PROBLEM TO SOLVE: Please copy, unchanged, the lines in the entries below from the line with "i need the location of every UI element. Format: name <box>x0" up to and including the line with "status-badge: В процессе".

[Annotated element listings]
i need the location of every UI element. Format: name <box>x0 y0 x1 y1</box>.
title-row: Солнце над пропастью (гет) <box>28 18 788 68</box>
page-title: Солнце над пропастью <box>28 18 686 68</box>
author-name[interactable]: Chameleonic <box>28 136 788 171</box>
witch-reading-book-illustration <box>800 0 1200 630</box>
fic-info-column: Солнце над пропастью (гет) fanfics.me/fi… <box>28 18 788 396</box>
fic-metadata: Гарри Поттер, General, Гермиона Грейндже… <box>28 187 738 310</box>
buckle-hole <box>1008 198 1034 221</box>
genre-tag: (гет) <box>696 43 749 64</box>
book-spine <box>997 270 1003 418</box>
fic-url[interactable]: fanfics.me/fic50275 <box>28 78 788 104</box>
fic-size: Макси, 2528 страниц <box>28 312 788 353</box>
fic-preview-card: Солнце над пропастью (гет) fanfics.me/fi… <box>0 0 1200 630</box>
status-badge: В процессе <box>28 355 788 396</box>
* * *
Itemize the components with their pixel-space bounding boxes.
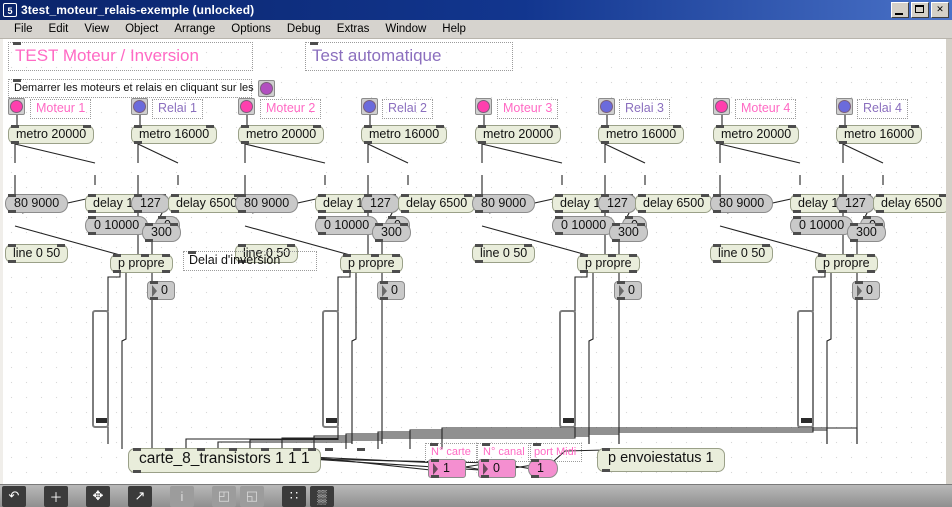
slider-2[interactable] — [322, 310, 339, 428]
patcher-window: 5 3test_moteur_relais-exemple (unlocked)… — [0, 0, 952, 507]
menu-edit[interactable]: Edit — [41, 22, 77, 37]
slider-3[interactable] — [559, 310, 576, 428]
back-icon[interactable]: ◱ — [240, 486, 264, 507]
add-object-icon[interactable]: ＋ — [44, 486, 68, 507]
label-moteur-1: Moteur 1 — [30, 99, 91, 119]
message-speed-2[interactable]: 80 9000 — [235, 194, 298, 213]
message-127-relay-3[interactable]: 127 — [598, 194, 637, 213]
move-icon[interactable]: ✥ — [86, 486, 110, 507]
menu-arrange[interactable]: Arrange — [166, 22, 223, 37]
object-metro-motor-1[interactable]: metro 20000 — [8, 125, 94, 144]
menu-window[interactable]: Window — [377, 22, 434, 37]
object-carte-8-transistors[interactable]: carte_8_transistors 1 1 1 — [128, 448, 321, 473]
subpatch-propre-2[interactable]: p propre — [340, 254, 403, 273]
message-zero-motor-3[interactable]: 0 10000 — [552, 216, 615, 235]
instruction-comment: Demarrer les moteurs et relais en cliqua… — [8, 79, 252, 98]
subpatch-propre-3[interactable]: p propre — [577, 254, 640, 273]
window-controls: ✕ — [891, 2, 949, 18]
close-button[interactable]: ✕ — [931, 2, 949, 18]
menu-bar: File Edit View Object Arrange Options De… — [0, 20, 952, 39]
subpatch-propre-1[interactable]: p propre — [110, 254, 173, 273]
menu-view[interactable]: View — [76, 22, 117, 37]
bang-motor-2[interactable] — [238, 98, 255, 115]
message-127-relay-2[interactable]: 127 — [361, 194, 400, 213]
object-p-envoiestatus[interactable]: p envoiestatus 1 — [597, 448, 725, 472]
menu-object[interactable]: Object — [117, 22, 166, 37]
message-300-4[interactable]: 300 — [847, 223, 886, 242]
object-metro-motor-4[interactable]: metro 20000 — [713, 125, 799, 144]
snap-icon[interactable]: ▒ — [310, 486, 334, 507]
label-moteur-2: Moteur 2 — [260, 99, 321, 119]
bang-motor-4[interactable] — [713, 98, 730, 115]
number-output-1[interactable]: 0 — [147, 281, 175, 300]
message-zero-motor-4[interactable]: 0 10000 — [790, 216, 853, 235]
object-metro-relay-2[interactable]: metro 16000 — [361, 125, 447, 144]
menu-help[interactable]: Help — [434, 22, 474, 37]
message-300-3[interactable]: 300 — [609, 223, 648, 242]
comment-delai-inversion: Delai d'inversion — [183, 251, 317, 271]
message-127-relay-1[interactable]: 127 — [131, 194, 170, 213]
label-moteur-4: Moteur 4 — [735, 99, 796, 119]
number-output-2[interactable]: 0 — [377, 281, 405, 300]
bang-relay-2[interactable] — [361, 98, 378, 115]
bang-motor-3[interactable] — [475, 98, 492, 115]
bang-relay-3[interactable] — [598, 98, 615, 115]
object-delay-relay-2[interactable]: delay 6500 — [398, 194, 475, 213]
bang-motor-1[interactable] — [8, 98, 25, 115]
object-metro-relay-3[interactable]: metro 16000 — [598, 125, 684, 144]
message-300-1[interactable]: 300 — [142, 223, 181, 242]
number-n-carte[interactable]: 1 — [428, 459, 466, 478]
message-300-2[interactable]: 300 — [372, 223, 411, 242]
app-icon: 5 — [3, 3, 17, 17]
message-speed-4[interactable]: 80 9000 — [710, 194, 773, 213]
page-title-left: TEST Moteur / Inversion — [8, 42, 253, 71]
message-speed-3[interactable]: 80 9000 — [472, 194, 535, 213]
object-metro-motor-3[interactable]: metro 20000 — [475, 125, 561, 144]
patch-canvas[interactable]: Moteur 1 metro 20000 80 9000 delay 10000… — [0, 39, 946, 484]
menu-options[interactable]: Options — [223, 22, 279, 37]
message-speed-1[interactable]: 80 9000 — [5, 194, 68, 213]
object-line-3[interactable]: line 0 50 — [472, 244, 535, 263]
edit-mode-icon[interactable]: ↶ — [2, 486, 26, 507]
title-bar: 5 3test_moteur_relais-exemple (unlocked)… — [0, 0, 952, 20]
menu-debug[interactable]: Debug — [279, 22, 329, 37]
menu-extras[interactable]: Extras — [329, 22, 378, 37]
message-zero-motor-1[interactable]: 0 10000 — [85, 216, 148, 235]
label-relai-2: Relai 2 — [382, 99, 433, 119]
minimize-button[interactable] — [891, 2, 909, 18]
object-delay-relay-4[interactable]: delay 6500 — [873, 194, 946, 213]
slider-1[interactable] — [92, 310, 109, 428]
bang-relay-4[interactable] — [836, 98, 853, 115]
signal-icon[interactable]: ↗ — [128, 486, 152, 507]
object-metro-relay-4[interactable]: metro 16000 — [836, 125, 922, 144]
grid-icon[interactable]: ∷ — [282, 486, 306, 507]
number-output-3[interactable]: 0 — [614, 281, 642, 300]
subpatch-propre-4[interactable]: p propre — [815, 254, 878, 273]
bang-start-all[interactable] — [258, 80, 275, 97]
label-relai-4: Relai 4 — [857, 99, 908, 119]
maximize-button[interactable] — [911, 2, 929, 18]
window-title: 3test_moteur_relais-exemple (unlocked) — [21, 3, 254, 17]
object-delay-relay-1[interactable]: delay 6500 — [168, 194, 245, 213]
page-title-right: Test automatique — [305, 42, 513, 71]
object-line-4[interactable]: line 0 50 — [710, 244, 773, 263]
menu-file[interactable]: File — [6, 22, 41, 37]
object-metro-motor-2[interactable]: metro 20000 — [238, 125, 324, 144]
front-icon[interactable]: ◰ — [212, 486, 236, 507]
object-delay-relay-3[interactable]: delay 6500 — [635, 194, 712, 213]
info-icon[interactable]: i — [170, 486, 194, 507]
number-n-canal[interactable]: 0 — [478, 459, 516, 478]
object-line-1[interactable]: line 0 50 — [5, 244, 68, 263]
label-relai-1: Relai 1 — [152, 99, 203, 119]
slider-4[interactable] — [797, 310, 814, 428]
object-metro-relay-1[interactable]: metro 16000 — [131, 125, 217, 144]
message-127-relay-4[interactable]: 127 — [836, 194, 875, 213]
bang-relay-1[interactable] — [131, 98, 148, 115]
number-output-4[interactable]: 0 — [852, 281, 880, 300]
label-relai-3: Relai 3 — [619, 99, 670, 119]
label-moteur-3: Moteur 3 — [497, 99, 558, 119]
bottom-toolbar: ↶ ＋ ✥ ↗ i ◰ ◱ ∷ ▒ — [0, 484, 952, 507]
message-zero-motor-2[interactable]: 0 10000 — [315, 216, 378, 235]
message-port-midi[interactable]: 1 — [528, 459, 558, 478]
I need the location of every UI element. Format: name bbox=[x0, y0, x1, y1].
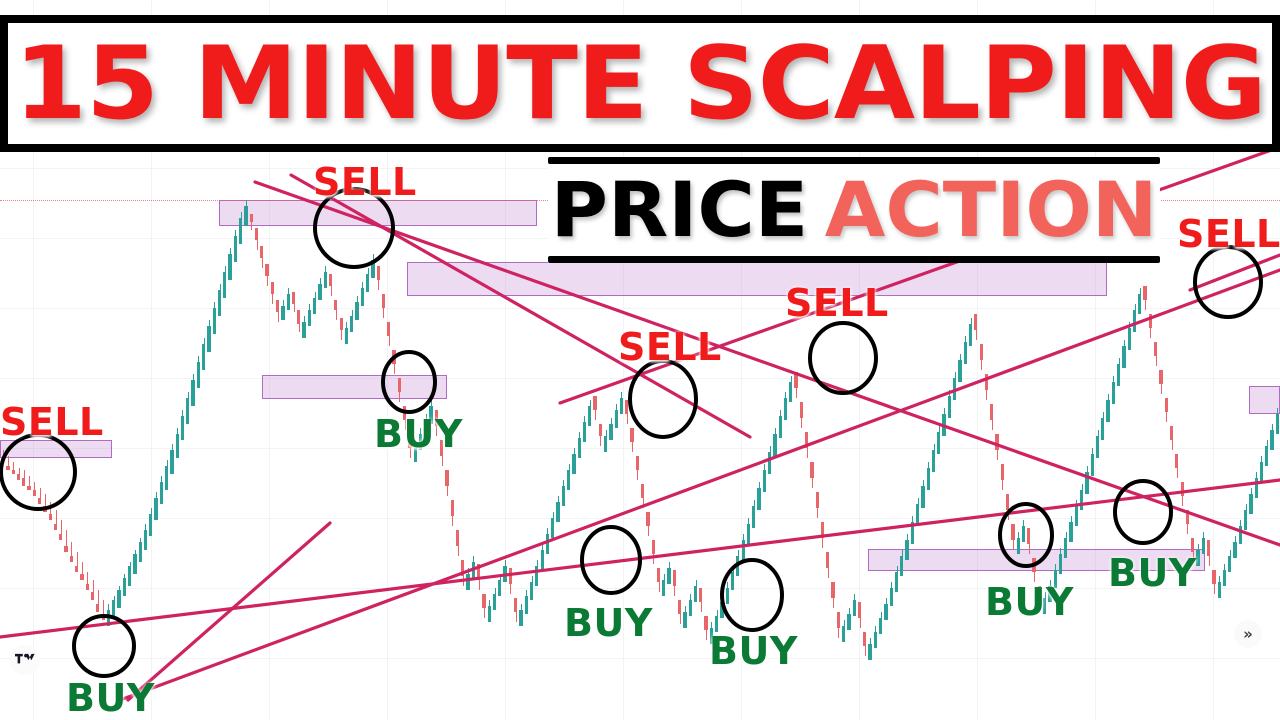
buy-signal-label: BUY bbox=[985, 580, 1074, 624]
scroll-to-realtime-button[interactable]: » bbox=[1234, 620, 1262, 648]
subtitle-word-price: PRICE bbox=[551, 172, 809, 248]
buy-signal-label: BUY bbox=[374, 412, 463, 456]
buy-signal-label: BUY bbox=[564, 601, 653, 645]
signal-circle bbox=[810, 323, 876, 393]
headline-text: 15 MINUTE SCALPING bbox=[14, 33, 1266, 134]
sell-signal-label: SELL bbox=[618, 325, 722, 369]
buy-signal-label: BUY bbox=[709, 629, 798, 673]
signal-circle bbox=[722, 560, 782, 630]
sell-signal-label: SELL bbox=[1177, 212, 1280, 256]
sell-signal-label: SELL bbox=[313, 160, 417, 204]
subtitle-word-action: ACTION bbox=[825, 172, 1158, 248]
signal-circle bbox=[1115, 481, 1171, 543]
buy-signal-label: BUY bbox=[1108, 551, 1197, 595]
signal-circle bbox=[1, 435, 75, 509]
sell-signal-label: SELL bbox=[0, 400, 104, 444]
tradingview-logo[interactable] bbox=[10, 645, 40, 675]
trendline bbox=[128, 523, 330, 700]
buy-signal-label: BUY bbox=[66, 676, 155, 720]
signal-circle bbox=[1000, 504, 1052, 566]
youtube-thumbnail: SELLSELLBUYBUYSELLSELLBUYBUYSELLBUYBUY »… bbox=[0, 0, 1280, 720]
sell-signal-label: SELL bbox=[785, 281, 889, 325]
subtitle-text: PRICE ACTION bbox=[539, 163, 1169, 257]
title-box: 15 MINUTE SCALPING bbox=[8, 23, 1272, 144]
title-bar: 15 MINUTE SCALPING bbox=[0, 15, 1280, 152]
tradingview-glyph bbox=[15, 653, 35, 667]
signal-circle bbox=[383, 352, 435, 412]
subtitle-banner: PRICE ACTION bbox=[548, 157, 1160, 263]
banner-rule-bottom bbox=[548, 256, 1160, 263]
...
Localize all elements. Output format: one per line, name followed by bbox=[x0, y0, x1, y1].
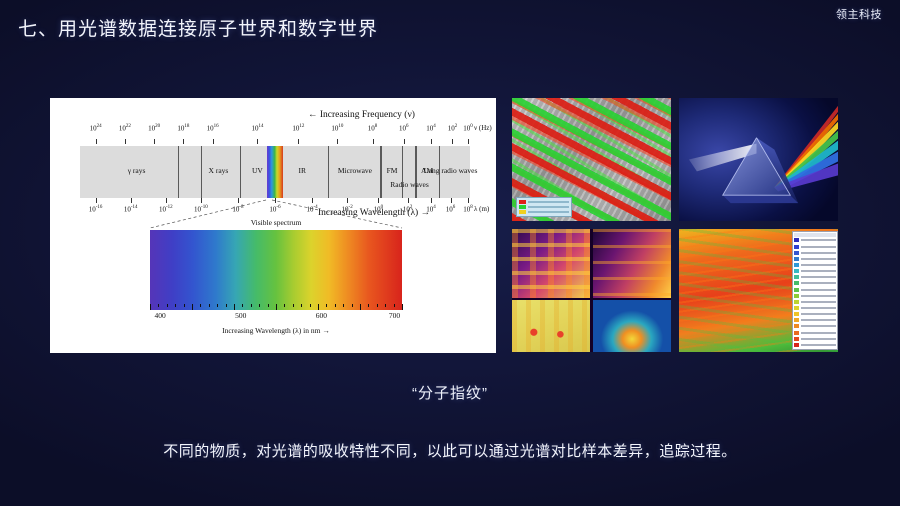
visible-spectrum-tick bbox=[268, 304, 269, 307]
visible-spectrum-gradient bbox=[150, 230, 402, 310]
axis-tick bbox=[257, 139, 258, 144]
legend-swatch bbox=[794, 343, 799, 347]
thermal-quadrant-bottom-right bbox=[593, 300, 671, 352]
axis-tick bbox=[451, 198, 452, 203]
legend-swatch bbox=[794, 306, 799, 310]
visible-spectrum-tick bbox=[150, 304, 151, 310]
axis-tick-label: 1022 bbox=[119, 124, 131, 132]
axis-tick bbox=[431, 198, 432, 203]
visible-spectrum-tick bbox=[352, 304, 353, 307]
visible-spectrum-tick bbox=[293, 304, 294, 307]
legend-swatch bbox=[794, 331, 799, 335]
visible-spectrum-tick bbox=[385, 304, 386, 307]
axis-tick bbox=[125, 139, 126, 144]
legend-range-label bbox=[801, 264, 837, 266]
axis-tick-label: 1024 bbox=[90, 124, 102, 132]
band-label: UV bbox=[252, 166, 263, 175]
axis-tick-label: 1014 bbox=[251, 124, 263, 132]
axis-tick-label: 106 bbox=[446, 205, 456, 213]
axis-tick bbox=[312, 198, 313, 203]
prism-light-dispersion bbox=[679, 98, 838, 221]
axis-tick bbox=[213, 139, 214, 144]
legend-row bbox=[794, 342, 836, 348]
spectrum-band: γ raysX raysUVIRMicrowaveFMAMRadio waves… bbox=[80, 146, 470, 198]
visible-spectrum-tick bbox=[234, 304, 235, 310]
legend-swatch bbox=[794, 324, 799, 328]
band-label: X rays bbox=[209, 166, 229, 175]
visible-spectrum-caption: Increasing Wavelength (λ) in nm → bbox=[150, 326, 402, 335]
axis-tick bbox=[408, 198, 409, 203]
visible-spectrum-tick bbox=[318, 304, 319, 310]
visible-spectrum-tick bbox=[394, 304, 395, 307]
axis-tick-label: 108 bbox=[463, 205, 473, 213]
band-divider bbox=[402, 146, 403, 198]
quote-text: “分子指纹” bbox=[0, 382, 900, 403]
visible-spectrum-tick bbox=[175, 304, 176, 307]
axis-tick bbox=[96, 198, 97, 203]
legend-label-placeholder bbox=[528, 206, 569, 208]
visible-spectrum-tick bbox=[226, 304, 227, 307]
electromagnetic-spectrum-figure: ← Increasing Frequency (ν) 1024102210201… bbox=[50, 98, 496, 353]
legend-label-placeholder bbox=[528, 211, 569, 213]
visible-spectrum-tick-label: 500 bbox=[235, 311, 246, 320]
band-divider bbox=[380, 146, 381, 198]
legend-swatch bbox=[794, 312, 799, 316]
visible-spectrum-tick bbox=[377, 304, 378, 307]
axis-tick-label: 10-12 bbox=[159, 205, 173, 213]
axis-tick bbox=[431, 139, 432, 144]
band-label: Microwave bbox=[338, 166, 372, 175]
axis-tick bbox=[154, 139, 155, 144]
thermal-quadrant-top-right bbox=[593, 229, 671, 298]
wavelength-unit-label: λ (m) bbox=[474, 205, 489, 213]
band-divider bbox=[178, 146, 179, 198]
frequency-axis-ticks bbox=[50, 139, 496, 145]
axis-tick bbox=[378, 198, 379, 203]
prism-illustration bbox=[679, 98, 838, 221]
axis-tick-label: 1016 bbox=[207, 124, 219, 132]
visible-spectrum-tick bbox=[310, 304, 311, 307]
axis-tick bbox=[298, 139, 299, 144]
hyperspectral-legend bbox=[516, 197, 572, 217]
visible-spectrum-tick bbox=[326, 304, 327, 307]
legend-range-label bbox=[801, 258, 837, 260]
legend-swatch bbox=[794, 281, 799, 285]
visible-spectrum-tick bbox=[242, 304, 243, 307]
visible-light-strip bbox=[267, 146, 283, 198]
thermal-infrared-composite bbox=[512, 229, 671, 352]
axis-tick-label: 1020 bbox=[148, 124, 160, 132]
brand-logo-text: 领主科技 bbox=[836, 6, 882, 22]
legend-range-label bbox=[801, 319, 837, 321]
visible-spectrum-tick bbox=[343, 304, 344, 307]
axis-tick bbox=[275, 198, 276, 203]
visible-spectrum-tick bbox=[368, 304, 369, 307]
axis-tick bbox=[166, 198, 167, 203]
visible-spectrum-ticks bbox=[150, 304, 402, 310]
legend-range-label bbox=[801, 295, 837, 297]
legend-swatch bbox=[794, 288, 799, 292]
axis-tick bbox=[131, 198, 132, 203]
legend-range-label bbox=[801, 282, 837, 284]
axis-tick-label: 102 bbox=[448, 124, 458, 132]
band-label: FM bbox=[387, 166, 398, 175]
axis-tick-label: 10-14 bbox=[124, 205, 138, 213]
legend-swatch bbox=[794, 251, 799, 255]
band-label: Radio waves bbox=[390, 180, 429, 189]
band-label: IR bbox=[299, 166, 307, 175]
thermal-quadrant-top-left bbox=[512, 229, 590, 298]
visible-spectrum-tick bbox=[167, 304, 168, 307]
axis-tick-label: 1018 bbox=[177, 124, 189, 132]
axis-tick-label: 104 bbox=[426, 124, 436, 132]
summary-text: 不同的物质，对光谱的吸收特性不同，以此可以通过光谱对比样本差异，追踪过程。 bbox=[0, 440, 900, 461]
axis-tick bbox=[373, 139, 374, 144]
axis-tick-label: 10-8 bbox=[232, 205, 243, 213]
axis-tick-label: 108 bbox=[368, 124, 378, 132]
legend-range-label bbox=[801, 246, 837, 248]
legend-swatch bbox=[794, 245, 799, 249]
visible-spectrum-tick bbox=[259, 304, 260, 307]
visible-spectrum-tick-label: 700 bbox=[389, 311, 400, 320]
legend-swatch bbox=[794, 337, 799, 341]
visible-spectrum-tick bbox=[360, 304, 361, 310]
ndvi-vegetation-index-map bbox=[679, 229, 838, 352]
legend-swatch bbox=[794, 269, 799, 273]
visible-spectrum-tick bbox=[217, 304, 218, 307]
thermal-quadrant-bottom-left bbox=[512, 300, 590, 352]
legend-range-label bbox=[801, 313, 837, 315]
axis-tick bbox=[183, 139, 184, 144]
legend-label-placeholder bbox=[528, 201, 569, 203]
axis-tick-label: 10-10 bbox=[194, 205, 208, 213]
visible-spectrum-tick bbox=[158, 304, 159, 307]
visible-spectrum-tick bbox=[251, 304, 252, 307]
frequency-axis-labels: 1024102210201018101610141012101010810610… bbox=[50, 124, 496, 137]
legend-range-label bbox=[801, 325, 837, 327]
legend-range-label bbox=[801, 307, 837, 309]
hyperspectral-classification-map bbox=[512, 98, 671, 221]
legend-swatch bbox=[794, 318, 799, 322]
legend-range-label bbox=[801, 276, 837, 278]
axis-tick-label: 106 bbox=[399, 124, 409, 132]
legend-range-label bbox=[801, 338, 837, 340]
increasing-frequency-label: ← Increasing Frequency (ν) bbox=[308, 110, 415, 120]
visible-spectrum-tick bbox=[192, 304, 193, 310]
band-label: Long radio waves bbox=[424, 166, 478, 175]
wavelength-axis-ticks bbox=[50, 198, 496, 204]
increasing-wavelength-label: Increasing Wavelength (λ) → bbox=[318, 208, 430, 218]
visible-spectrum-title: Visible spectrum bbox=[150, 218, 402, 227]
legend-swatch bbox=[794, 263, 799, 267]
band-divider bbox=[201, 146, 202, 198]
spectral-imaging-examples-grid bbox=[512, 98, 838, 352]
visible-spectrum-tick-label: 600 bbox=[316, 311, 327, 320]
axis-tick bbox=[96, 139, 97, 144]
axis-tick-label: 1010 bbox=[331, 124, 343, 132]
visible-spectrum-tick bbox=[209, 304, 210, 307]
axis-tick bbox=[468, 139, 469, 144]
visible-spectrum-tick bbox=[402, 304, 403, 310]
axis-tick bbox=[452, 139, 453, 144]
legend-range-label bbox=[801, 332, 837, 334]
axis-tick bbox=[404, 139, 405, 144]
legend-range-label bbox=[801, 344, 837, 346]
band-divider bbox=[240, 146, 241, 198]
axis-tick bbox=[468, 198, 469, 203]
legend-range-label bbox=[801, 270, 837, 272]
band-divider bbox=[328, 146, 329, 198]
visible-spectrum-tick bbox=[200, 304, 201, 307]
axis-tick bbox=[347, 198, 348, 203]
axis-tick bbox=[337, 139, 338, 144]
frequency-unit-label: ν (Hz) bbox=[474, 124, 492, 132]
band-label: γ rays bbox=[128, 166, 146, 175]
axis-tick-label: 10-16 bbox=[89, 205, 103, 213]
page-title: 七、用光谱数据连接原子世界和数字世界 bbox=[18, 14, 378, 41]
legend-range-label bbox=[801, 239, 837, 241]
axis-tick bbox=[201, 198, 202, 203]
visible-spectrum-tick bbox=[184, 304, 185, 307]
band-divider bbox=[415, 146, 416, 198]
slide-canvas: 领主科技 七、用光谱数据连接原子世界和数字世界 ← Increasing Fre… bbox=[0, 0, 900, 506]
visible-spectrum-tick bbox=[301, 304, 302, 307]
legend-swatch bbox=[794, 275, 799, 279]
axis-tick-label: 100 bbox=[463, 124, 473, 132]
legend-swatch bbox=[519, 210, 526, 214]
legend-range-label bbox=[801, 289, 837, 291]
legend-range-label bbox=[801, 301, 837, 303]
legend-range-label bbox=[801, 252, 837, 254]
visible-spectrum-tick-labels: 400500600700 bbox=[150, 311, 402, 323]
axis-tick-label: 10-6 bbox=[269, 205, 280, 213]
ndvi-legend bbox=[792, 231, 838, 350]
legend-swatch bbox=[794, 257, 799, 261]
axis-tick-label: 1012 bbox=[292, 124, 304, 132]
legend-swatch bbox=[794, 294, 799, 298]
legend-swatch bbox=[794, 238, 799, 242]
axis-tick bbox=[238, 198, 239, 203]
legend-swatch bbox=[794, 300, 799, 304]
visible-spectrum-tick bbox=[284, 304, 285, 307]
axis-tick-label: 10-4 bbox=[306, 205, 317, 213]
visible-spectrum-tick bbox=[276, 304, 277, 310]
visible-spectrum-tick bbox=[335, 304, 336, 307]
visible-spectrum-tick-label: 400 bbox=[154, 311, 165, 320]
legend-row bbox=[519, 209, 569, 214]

REPLY TO THE TASK:
i need the location of every UI element. Format: name <box>x0 y0 x1 y1</box>.
title-row: Солнце над пропастью (гет) <box>28 18 788 68</box>
page-title: Солнце над пропастью <box>28 18 686 68</box>
author-name[interactable]: Chameleonic <box>28 136 788 171</box>
witch-reading-book-illustration <box>800 0 1200 630</box>
fic-info-column: Солнце над пропастью (гет) fanfics.me/fi… <box>28 18 788 396</box>
fic-metadata: Гарри Поттер, General, Гермиона Грейндже… <box>28 187 738 310</box>
buckle-hole <box>1008 198 1034 221</box>
genre-tag: (гет) <box>696 43 749 64</box>
book-spine <box>997 270 1003 418</box>
fic-url[interactable]: fanfics.me/fic50275 <box>28 78 788 104</box>
fic-size: Макси, 2528 страниц <box>28 312 788 353</box>
fic-preview-card: Солнце над пропастью (гет) fanfics.me/fi… <box>0 0 1200 630</box>
status-badge: В процессе <box>28 355 788 396</box>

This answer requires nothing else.